[Extracted data entries]
# # #

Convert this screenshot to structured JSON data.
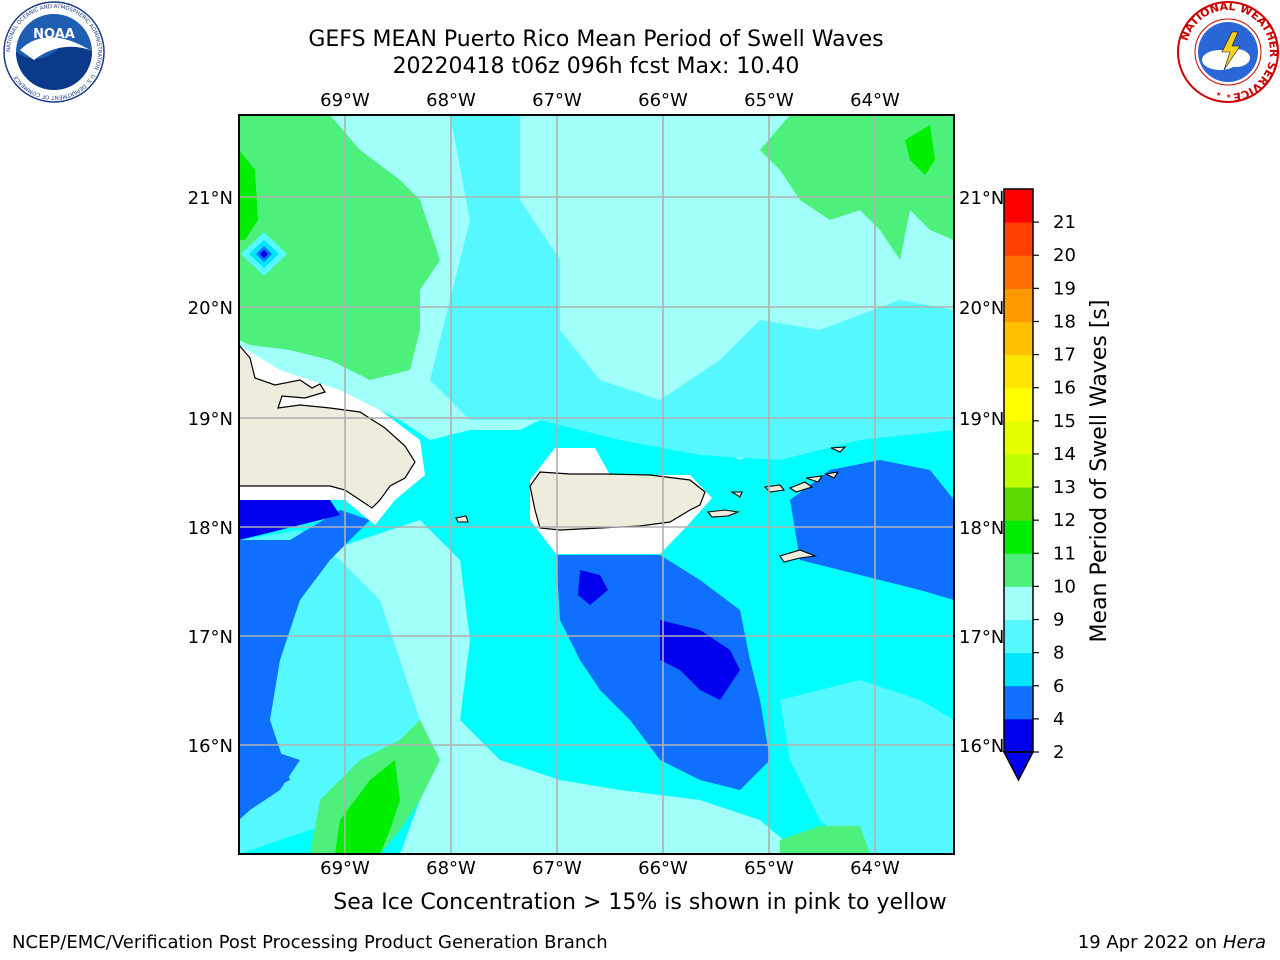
{
  "header": {
    "title_line1": "GEFS MEAN Puerto Rico Mean Period of Swell Waves",
    "title_line2": "20220418 t06z 096h fcst   Max: 10.40"
  },
  "logos": {
    "noaa_text": "NOAA",
    "noaa_ring_text": "NATIONAL OCEANIC AND ATMOSPHERIC ADMINISTRATION · U.S. DEPARTMENT OF COMMERCE",
    "nws_ring_text": "NATIONAL WEATHER SERVICE"
  },
  "map": {
    "lon_labels": [
      "69°W",
      "68°W",
      "67°W",
      "66°W",
      "65°W",
      "64°W"
    ],
    "lat_labels": [
      "21°N",
      "20°N",
      "19°N",
      "18°N",
      "17°N",
      "16°N"
    ],
    "land_color": "#eeecdc",
    "background_color": "#00ffff"
  },
  "colorbar": {
    "label": "Mean Period of Swell Waves [s]",
    "ticks": [
      "2",
      "4",
      "6",
      "8",
      "9",
      "10",
      "11",
      "12",
      "13",
      "14",
      "15",
      "16",
      "17",
      "18",
      "19",
      "20",
      "21"
    ],
    "colors": [
      "#0000ee",
      "#0f6fff",
      "#00e5ff",
      "#55f8ff",
      "#a0fff8",
      "#4df07a",
      "#00ef00",
      "#5fda00",
      "#c0ff00",
      "#e6ff00",
      "#ffff00",
      "#ffe600",
      "#ffbf00",
      "#ff9900",
      "#ff7000",
      "#ff4000",
      "#ff0000"
    ],
    "under_color": "#0000ee"
  },
  "caption": "Sea Ice Concentration > 15% is shown in pink to yellow",
  "footer": {
    "left": "NCEP/EMC/Verification Post Processing Product Generation Branch",
    "right_prefix": "19 Apr 2022 on ",
    "right_machine": "Hera"
  }
}
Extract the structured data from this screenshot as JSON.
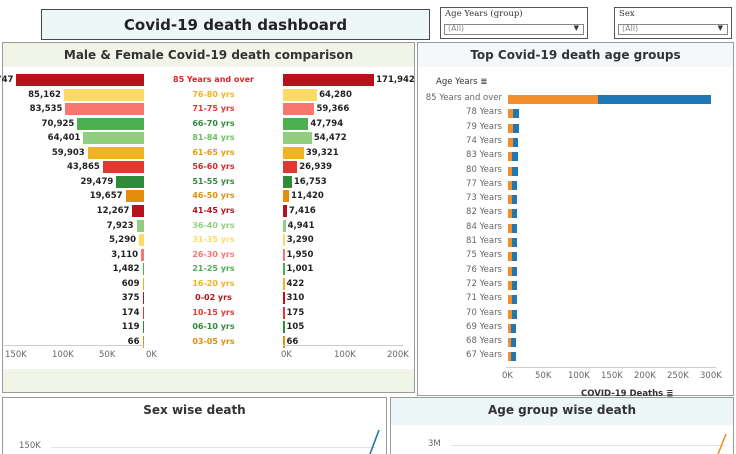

# # #

Written problem:
Pick out and copy the lines of the material that include the word "this".

Exercise solution:
Convert this screenshot to structured JSON data.
Extract the structured data from this screenshot as JSON.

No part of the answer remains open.